─── DATA PROVIDED ───

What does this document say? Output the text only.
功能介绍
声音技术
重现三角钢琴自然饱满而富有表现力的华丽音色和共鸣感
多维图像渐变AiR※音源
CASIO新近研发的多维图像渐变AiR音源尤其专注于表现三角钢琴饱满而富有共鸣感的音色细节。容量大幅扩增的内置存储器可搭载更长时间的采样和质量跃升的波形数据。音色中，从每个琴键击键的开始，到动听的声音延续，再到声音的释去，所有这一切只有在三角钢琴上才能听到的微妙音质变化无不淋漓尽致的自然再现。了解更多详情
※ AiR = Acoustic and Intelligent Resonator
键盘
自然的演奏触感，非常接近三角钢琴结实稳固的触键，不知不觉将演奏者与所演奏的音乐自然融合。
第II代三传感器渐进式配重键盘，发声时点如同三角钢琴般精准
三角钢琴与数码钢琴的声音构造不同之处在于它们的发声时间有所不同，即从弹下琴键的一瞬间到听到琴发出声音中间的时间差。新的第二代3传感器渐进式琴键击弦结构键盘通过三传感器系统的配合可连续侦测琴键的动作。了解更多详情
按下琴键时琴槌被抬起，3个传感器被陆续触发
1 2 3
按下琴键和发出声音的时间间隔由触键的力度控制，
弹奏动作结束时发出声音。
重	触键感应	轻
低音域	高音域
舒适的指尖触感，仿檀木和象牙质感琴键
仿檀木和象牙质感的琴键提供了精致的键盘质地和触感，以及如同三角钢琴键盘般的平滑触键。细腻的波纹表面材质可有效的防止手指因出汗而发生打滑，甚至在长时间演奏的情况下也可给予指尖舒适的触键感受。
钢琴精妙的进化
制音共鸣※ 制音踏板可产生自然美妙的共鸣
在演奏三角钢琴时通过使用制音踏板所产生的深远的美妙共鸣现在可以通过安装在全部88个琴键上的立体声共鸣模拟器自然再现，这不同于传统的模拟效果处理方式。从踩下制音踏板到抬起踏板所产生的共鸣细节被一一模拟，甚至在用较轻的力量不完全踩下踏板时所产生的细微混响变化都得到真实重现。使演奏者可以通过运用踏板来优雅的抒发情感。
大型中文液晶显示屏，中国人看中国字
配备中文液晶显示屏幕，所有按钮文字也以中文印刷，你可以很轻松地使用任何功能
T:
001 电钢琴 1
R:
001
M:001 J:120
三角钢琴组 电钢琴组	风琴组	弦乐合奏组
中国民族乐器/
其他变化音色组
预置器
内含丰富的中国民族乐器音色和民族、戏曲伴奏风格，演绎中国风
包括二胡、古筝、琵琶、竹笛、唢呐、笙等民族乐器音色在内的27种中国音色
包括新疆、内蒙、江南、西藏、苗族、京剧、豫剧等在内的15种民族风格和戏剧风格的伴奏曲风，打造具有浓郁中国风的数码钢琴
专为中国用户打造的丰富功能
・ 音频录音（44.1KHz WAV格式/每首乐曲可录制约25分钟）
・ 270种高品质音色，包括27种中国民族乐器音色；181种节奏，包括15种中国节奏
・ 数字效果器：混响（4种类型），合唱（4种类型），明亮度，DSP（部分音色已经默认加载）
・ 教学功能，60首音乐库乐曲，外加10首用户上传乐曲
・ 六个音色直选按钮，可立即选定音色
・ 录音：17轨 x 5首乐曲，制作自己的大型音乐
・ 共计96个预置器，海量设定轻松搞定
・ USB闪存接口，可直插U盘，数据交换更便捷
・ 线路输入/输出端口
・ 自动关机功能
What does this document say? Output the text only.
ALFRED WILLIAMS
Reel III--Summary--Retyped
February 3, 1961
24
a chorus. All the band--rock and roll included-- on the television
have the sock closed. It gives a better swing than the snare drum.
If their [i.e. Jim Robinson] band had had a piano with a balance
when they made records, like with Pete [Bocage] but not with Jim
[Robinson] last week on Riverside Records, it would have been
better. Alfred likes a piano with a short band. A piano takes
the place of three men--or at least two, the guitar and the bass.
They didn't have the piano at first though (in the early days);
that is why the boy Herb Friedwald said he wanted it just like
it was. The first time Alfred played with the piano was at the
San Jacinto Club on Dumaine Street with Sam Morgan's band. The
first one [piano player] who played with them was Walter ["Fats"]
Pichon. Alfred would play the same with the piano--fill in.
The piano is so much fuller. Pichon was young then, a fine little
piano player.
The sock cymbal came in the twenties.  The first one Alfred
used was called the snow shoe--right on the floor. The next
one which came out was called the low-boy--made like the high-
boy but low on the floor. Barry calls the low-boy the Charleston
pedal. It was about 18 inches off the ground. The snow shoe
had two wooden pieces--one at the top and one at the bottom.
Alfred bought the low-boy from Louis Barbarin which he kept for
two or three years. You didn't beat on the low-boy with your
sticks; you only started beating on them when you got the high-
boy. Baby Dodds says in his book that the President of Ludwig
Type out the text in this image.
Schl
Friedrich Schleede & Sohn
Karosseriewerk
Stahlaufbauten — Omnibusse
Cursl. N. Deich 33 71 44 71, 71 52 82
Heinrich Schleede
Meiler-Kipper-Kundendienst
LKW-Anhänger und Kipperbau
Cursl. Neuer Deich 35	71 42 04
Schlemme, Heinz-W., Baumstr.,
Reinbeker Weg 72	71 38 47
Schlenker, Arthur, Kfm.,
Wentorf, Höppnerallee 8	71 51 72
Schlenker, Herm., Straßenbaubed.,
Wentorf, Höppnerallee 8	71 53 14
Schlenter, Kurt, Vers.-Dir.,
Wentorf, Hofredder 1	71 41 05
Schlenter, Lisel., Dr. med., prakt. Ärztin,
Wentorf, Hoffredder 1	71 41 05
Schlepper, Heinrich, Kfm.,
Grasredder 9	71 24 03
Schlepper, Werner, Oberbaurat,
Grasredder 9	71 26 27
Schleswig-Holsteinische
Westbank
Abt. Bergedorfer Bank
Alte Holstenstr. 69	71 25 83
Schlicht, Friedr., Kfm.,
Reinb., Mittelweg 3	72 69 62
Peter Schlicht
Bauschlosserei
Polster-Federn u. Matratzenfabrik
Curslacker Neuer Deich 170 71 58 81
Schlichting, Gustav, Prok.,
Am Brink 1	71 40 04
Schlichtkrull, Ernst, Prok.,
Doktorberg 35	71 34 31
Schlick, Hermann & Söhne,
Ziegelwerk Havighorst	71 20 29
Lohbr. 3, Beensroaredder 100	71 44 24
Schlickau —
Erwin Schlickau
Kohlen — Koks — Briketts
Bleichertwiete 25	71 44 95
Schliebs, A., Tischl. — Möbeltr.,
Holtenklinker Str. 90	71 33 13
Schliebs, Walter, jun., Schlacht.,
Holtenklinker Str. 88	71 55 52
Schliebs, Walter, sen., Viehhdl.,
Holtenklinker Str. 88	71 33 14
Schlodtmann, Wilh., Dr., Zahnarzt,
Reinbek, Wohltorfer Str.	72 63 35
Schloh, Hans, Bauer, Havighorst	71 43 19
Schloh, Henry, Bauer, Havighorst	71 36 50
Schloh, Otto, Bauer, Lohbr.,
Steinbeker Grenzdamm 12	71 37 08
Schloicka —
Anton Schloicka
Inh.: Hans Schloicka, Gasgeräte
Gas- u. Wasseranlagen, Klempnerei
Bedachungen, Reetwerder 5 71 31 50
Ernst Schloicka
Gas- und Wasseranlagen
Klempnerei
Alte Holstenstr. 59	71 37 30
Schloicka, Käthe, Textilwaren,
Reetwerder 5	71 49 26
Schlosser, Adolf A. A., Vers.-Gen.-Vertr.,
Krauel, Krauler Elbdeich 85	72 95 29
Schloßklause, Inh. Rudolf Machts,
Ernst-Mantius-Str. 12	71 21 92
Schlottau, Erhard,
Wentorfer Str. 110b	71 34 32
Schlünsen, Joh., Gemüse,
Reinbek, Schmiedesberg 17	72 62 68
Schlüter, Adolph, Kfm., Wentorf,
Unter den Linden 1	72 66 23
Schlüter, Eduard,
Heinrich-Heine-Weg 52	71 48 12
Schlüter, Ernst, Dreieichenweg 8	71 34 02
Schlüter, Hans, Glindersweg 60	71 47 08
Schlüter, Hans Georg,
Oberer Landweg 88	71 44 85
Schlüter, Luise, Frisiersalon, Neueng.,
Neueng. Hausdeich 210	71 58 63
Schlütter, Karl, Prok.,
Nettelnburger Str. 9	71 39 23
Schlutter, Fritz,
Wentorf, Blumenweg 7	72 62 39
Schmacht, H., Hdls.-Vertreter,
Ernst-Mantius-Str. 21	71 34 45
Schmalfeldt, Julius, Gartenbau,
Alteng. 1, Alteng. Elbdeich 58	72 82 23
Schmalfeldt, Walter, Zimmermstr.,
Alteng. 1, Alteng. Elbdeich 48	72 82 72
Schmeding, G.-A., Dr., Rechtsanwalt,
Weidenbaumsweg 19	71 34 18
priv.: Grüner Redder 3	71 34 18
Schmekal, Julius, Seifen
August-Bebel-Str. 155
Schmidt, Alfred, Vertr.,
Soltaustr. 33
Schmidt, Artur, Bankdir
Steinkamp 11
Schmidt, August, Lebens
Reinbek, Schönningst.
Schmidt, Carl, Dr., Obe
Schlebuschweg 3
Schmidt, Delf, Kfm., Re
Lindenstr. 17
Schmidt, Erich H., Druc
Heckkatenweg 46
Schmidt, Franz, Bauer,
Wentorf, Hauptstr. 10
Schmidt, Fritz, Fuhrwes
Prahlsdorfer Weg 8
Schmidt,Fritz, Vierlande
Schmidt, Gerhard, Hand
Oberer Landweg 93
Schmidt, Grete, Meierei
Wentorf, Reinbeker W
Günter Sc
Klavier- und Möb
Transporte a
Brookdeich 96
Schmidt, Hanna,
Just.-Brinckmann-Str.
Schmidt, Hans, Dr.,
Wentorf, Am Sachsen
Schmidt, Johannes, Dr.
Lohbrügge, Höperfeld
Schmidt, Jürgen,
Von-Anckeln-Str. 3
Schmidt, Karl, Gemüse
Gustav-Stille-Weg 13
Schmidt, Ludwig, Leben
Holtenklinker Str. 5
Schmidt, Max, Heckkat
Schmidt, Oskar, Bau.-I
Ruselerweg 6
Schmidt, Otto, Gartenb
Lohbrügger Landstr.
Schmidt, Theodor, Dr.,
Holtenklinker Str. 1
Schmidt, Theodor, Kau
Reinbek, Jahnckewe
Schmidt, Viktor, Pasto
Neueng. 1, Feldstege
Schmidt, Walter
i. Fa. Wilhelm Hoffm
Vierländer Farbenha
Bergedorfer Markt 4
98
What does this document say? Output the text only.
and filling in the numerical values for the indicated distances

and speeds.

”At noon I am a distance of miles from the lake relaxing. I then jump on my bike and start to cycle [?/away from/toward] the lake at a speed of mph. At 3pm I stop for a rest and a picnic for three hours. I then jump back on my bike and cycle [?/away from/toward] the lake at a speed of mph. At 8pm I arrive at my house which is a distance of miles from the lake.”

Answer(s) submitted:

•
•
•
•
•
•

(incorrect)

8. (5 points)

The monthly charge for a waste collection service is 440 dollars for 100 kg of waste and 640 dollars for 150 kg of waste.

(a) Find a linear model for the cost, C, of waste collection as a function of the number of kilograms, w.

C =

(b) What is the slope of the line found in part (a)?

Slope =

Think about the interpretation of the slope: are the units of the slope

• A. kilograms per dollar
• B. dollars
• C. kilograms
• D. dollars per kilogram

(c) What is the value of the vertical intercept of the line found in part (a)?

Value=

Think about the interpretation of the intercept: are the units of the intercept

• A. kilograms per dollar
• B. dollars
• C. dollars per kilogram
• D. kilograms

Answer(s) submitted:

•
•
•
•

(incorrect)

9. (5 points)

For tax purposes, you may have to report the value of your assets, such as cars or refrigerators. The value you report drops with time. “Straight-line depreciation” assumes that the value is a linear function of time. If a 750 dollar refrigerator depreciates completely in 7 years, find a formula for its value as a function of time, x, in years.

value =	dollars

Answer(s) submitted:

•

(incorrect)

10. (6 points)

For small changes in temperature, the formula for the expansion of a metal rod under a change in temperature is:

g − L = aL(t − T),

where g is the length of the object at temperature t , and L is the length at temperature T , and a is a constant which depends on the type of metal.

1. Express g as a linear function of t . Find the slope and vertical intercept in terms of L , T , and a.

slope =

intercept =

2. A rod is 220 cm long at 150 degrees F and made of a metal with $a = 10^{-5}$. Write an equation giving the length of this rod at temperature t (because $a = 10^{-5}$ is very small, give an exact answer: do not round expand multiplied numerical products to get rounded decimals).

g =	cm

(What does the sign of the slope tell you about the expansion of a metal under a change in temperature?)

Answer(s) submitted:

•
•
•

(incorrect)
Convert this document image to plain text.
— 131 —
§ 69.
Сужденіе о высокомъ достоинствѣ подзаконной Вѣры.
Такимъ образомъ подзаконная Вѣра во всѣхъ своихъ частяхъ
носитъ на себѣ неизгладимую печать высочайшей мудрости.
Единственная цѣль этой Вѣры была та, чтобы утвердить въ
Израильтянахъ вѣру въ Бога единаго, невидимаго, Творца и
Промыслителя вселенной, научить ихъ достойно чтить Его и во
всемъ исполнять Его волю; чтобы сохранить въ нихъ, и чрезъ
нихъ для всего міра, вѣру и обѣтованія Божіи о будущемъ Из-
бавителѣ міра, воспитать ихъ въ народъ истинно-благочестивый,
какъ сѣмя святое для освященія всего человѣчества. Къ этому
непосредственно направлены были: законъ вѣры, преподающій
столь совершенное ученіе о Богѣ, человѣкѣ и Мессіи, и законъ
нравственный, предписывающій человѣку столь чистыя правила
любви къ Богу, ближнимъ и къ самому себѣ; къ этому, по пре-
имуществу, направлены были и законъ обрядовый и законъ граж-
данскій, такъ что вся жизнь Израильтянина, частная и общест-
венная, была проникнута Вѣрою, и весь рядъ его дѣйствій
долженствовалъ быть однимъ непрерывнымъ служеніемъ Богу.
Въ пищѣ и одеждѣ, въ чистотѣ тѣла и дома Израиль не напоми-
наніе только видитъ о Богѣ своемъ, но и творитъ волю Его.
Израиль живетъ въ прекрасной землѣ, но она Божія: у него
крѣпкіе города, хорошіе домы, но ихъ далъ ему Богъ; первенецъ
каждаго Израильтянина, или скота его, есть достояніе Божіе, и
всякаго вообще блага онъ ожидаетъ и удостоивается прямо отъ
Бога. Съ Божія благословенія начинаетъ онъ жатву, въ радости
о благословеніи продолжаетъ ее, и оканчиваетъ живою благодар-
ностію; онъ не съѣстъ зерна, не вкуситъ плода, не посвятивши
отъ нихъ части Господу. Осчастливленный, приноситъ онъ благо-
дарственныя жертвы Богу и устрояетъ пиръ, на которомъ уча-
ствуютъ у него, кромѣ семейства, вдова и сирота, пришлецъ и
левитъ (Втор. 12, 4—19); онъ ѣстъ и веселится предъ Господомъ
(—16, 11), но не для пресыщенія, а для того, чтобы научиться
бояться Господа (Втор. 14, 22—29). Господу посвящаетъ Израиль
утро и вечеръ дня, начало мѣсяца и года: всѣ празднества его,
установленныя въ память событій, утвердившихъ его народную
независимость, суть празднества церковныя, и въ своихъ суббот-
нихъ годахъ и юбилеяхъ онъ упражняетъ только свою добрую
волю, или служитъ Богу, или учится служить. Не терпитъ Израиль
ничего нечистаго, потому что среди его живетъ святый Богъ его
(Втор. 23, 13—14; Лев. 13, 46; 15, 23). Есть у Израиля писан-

───

• INSTRUCTIONS TO FOLLOW: Set out every line from the material that contains the string "player".

• FINISHED TASK:
first one [piano player] who played with them was Walter ["Fats"]
piano player.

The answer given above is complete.